- [What you will do]: Quote the records starting at the line that contains "nav-label: 佣兵团: [618, 1397, 678, 1421]" and ending at the line that contains "attack-label: 攻击: [30, 1166, 70, 1190]", both included. Reproduce each line as it stands.
»»
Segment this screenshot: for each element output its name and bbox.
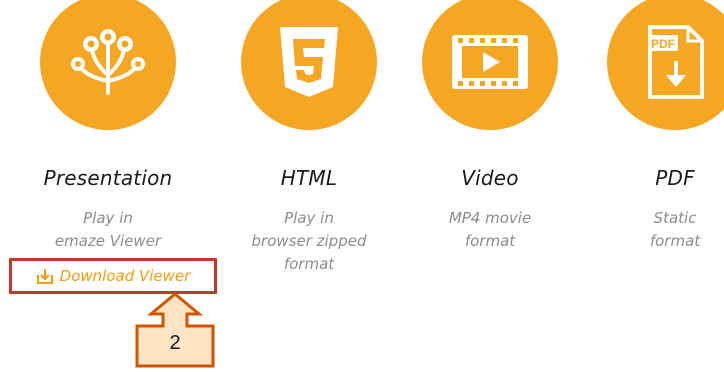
download-icon <box>36 269 53 284</box>
html-circle[interactable] <box>241 0 377 130</box>
format-description: MP4 movie format <box>448 209 532 250</box>
format-description: Play in emaze Viewer <box>54 209 162 250</box>
video-circle[interactable] <box>422 0 558 130</box>
download-viewer-label: Download Viewer <box>59 267 191 285</box>
format-title: PDF <box>655 166 695 190</box>
presentation-circle[interactable] <box>40 0 176 130</box>
pdf-download-icon: PDF <box>648 25 704 99</box>
download-viewer-link[interactable]: Download Viewer <box>9 258 217 294</box>
format-title: Presentation <box>43 166 173 190</box>
callout-arrow: 2 <box>133 292 217 368</box>
callout-number: 2 <box>169 332 181 354</box>
svg-text:PDF: PDF <box>651 37 675 51</box>
format-description: Play in browser zipped format <box>251 209 367 273</box>
video-play-icon <box>452 35 528 89</box>
pdf-circle[interactable]: PDF <box>607 0 724 130</box>
up-arrow-icon <box>135 292 215 368</box>
format-title: HTML <box>280 166 338 190</box>
format-description: Static format <box>649 209 701 250</box>
html5-icon <box>280 27 338 97</box>
format-title: Video <box>461 166 519 190</box>
peacock-icon <box>71 29 145 95</box>
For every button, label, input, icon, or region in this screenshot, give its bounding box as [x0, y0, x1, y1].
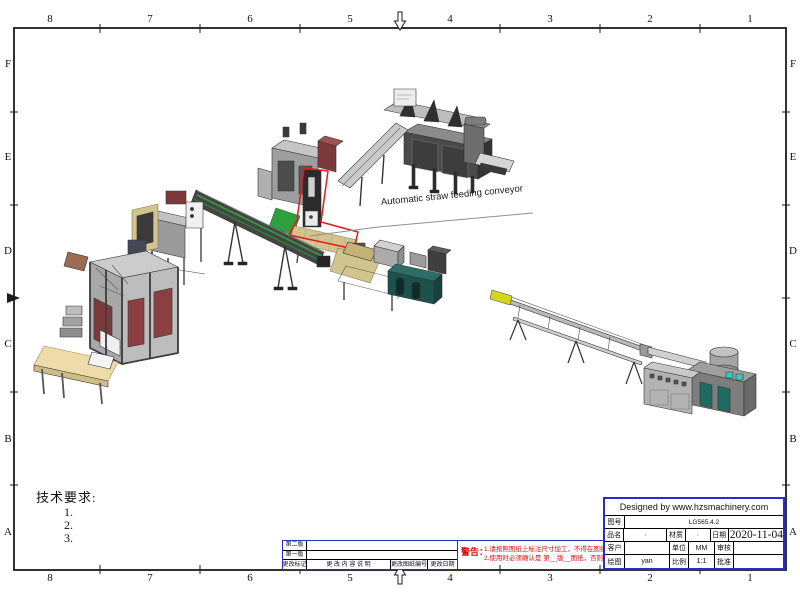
zone-col-bottom-5: 5: [344, 572, 356, 584]
zone-col-bottom-2: 2: [644, 572, 656, 584]
warning-note: 警告： 1.请按照图纸上标注尺寸加工，不得在图纸上量取尺寸； 2.使用时必须确认…: [458, 540, 603, 570]
date-label: 日期: [711, 529, 729, 541]
zone-row-left-B: B: [2, 433, 14, 445]
zone-row-left-C: C: [2, 338, 14, 350]
zone-row-right-B: B: [787, 433, 799, 445]
zone-row-right-D: D: [787, 245, 799, 257]
incline-conveyor-drawing: [338, 123, 408, 206]
zone-row-left-A: A: [2, 526, 14, 538]
zone-col-bottom-3: 3: [544, 572, 556, 584]
zone-row-left-D: D: [2, 245, 14, 257]
packing-machine-drawing: [384, 89, 514, 194]
cutting-machine-drawing: [330, 240, 451, 311]
requirement-item-3: 3.: [64, 532, 97, 545]
drawing-no-label: 图号: [605, 516, 625, 528]
revision-row1-content: [307, 551, 457, 560]
title-row-drawing-no: 图号 LG565.4.2: [605, 516, 783, 529]
zone-col-top-7: 7: [144, 13, 156, 25]
scale-label: 比例: [670, 555, 689, 568]
zone-col-bottom-8: 8: [44, 572, 56, 584]
scale-value: 1:1: [689, 555, 715, 568]
title-row-drawn: 绘图 yan 比例 1:1 批准: [605, 555, 783, 568]
forming-cabinet-drawing: [34, 251, 178, 404]
zone-row-left-F: F: [2, 58, 14, 70]
approve-value: [734, 555, 783, 568]
revision-date-header: 更改日期: [428, 560, 457, 569]
zone-col-top-6: 6: [244, 13, 256, 25]
drawn-label: 绘图: [605, 555, 625, 568]
revision-doc-header: 更改图纸编号: [391, 560, 428, 569]
zone-col-top-2: 2: [644, 13, 656, 25]
zone-col-bottom-4: 4: [444, 572, 456, 584]
material-value: ·: [686, 529, 711, 541]
revision-content-header: 更 改 内 容 说 明: [307, 560, 391, 569]
material-label: 材质: [667, 529, 685, 541]
zone-col-top-5: 5: [344, 13, 356, 25]
revision-row-2: 第二版: [283, 541, 457, 551]
revision-table: 第二版 第一版 更改标记 更 改 内 容 说 明 更改图纸编号 更改日期: [282, 540, 458, 570]
product-label: 品名: [605, 529, 624, 541]
revision-row1-label: 第一版: [283, 551, 307, 560]
zone-col-top-4: 4: [444, 13, 456, 25]
revision-row2-content: [307, 541, 457, 550]
annotation-leader-line: [310, 213, 533, 236]
customer-value: [625, 542, 670, 554]
review-value: [734, 542, 783, 554]
title-row-product: 品名 · 材质 · 日期 2020-11-04: [605, 529, 783, 542]
title-row-customer: 客户 单位 MM 审核: [605, 542, 783, 555]
revision-row-1: 第一版: [283, 551, 457, 561]
revision-mark-header: 更改标记: [283, 560, 307, 569]
revision-header-row: 更改标记 更 改 内 容 说 明 更改图纸编号 更改日期: [283, 560, 457, 569]
zone-col-top-8: 8: [44, 13, 56, 25]
cooling-track-drawing: [490, 290, 650, 384]
unit-label: 单位: [670, 542, 689, 554]
zone-col-bottom-1: 1: [744, 572, 756, 584]
zone-col-bottom-6: 6: [244, 572, 256, 584]
drawn-value: yan: [625, 555, 670, 568]
zone-row-right-F: F: [787, 58, 799, 70]
customer-label: 客户: [605, 542, 625, 554]
approve-label: 批准: [715, 555, 734, 568]
drawing-sheet: Automatic straw feeding conveyor 技术要求: 1…: [0, 0, 800, 600]
zone-row-right-A: A: [787, 526, 799, 538]
revision-row2-label: 第二版: [283, 541, 307, 550]
title-block: Designed by www.hzsmachinery.com 图号 LG56…: [603, 497, 785, 570]
unit-value: MM: [689, 542, 715, 554]
date-value: 2020-11-04: [729, 529, 783, 541]
drawing-no-value: LG565.4.2: [625, 516, 783, 528]
zone-row-left-E: E: [2, 151, 14, 163]
zone-row-right-E: E: [787, 151, 799, 163]
zone-col-top-1: 1: [744, 13, 756, 25]
extruder-machine-drawing: [640, 344, 756, 416]
zone-row-right-C: C: [787, 338, 799, 350]
product-value: ·: [624, 529, 667, 541]
zone-col-top-3: 3: [544, 13, 556, 25]
review-label: 审核: [715, 542, 734, 554]
zone-col-bottom-7: 7: [144, 572, 156, 584]
designed-by: Designed by www.hzsmachinery.com: [605, 499, 783, 516]
technical-requirements: 技术要求: 1. 2. 3.: [36, 487, 97, 545]
technical-requirements-title: 技术要求:: [36, 487, 97, 506]
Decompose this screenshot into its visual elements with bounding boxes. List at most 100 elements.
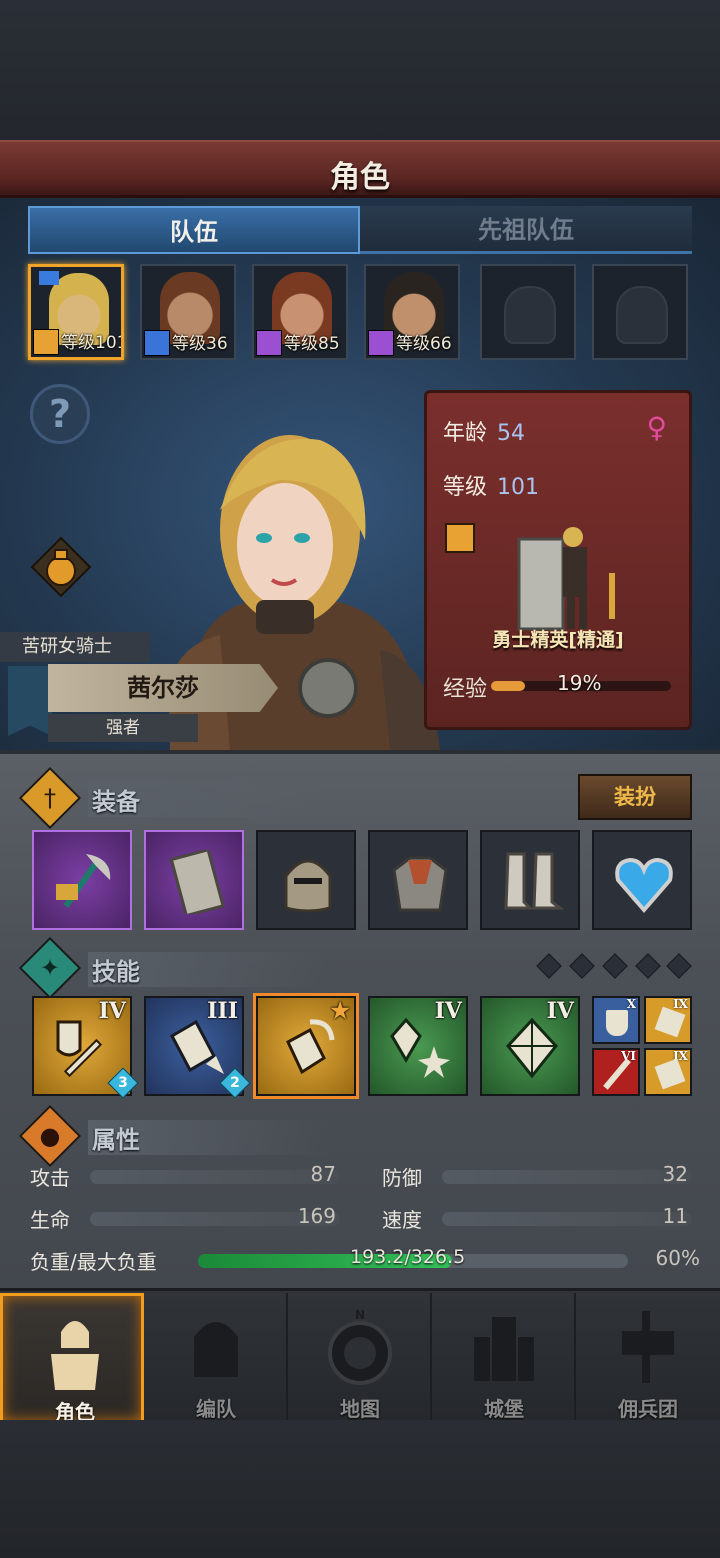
nav-label: 佣兵团: [618, 1397, 678, 1421]
character-name[interactable]: 茜尔莎: [48, 664, 278, 712]
page-title: 角色: [330, 160, 390, 195]
formation-helmet-icon: [194, 1322, 238, 1377]
level-row: 等级 101: [443, 469, 539, 501]
equip-slot-legs[interactable]: [480, 830, 580, 930]
skill-slot[interactable]: IV 3: [32, 996, 139, 1099]
skill-rank: IV: [434, 998, 462, 1024]
attack-label: 攻击: [30, 1166, 70, 1190]
nav-formation[interactable]: 编队: [144, 1293, 288, 1423]
shield-break-skill-icon: [654, 1058, 686, 1090]
skill-point-dot: [602, 953, 628, 979]
sword-skill-icon: [603, 1058, 631, 1090]
skill-point-dot: [569, 953, 595, 979]
shield-strike-skill-icon: [654, 1006, 686, 1038]
load-value: 193.2/326.5: [350, 1246, 466, 1268]
skill-rank: IV: [98, 998, 126, 1024]
heart-amulet-icon: [615, 857, 673, 914]
skill-slot[interactable]: III 2: [144, 996, 251, 1099]
roster-slot-empty[interactable]: [592, 264, 688, 360]
tower-shield-icon: [169, 850, 225, 914]
load-label: 负重/最大负重: [30, 1250, 157, 1274]
age-label: 年龄: [443, 421, 488, 446]
class-rank-icon: [445, 523, 475, 553]
attributes-label: 属性: [88, 1120, 328, 1155]
empty-helmet-icon: [504, 286, 556, 344]
skill-rank: IV: [546, 998, 574, 1024]
mini-skill-slot[interactable]: IX: [644, 1048, 692, 1096]
age-row: 年龄 54: [443, 415, 525, 447]
tab-team[interactable]: 队伍: [28, 206, 360, 254]
equip-slot-body[interactable]: [368, 830, 468, 930]
skill-slot[interactable]: IV: [368, 996, 468, 1096]
header-bar: 角色: [0, 140, 720, 198]
mini-skill-slot[interactable]: X: [592, 996, 640, 1044]
speed-row: 速度 11: [382, 1204, 692, 1234]
nav-character[interactable]: 角色: [0, 1293, 144, 1424]
exp-label: 经验: [443, 677, 488, 702]
crystal-burst-skill-icon: [390, 1017, 450, 1078]
skills-label: 技能: [88, 952, 328, 987]
character-trait: 强者: [48, 714, 198, 742]
bottom-nav: 角色 编队 N 地图 城堡 佣兵团: [0, 1288, 720, 1424]
load-row: 负重/最大负重 193.2/326.5 60%: [30, 1246, 700, 1276]
top-background: [0, 0, 720, 140]
load-percent: 60%: [655, 1246, 700, 1270]
hp-value: 169: [297, 1204, 336, 1228]
roster-slot[interactable]: 等级85: [252, 264, 348, 360]
roster-slot[interactable]: 等级66: [364, 264, 460, 360]
speed-label: 速度: [382, 1208, 422, 1232]
skill-point-dots: [536, 953, 692, 979]
speed-value: 11: [662, 1204, 688, 1228]
compass-map-icon: N: [328, 1308, 392, 1385]
shield-plus-skill-icon: [606, 1010, 628, 1036]
leader-flag-icon: [39, 271, 59, 285]
nav-castle[interactable]: 城堡: [432, 1293, 576, 1423]
knight-figure-icon: [517, 527, 615, 631]
equip-slot-offhand[interactable]: [144, 830, 244, 930]
skill-point-dot: [666, 953, 692, 979]
hp-row: 生命 169: [30, 1204, 340, 1234]
skill-slots: IV 3 III 2 ★ IV IV X IX VI IX: [32, 996, 692, 1099]
mini-skill-slot[interactable]: IX: [644, 996, 692, 1044]
equipment-slots: [32, 830, 692, 930]
equip-slot-accessory[interactable]: [592, 830, 692, 930]
exp-percent: 19%: [557, 671, 602, 695]
hp-label: 生命: [30, 1208, 70, 1232]
tab-ancestor-team[interactable]: 先祖队伍: [360, 206, 692, 254]
nav-mercenaries[interactable]: 佣兵团: [576, 1293, 720, 1423]
knight-icon: [51, 1321, 99, 1390]
roster-slot-empty[interactable]: [480, 264, 576, 360]
nav-map[interactable]: N 地图: [288, 1293, 432, 1423]
equip-slot-weapon[interactable]: [32, 830, 132, 930]
nav-label: 城堡: [484, 1397, 524, 1421]
help-button[interactable]: ?: [30, 384, 90, 444]
equip-slot-head[interactable]: [256, 830, 356, 930]
defense-value: 32: [662, 1162, 688, 1186]
dress-up-button[interactable]: 装扮: [578, 774, 692, 820]
character-info-card: 年龄 54 ♀ 等级 101 勇士精英[精通] 经验 19%: [424, 390, 692, 730]
skill-slot[interactable]: ★: [256, 996, 356, 1096]
armor-icon: [392, 856, 448, 912]
roster-level: 等级85: [284, 334, 340, 354]
roster: 等级101 等级36 等级85 等级66: [28, 264, 692, 360]
roster-slot[interactable]: 等级36: [140, 264, 236, 360]
roster-level: 等级101: [61, 333, 124, 353]
warhammer-icon: [56, 854, 111, 908]
mini-skill-rank: IX: [673, 997, 688, 1011]
skill-count: 2: [230, 1075, 240, 1091]
character-title: 苦研女骑士: [0, 632, 150, 662]
roster-level: 等级66: [396, 334, 452, 354]
character-name-plate: 苦研女骑士 茜尔莎 强者: [0, 630, 290, 742]
equipment-label: 装备: [88, 782, 328, 817]
skill-slot[interactable]: IV: [480, 996, 580, 1096]
roster-slot[interactable]: 等级101: [28, 264, 124, 360]
skill-count: 3: [118, 1075, 128, 1091]
defense-row: 防御 32: [382, 1162, 692, 1192]
mini-skill-slot[interactable]: VI: [592, 1048, 640, 1096]
sun-banner-icon: [8, 666, 52, 736]
job-title: 勇士精英[精通]: [492, 629, 624, 651]
attack-value: 87: [310, 1162, 336, 1186]
nav-label: 编队: [196, 1397, 236, 1421]
potion-icon[interactable]: [30, 536, 92, 598]
level-label: 等级: [443, 475, 488, 500]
««
- [Output for this exercise]:
nav-label: 佣兵团: [618, 1397, 678, 1421]
character-name[interactable]: 茜尔莎: [48, 664, 278, 712]
page-title: 角色: [330, 160, 390, 195]
formation-helmet-icon: [194, 1322, 238, 1377]
level-row: 等级 101: [443, 469, 539, 501]
equip-slot-legs[interactable]: [480, 830, 580, 930]
skill-slot[interactable]: IV 3: [32, 996, 139, 1099]
skill-rank: IV: [434, 998, 462, 1024]
attack-label: 攻击: [30, 1166, 70, 1190]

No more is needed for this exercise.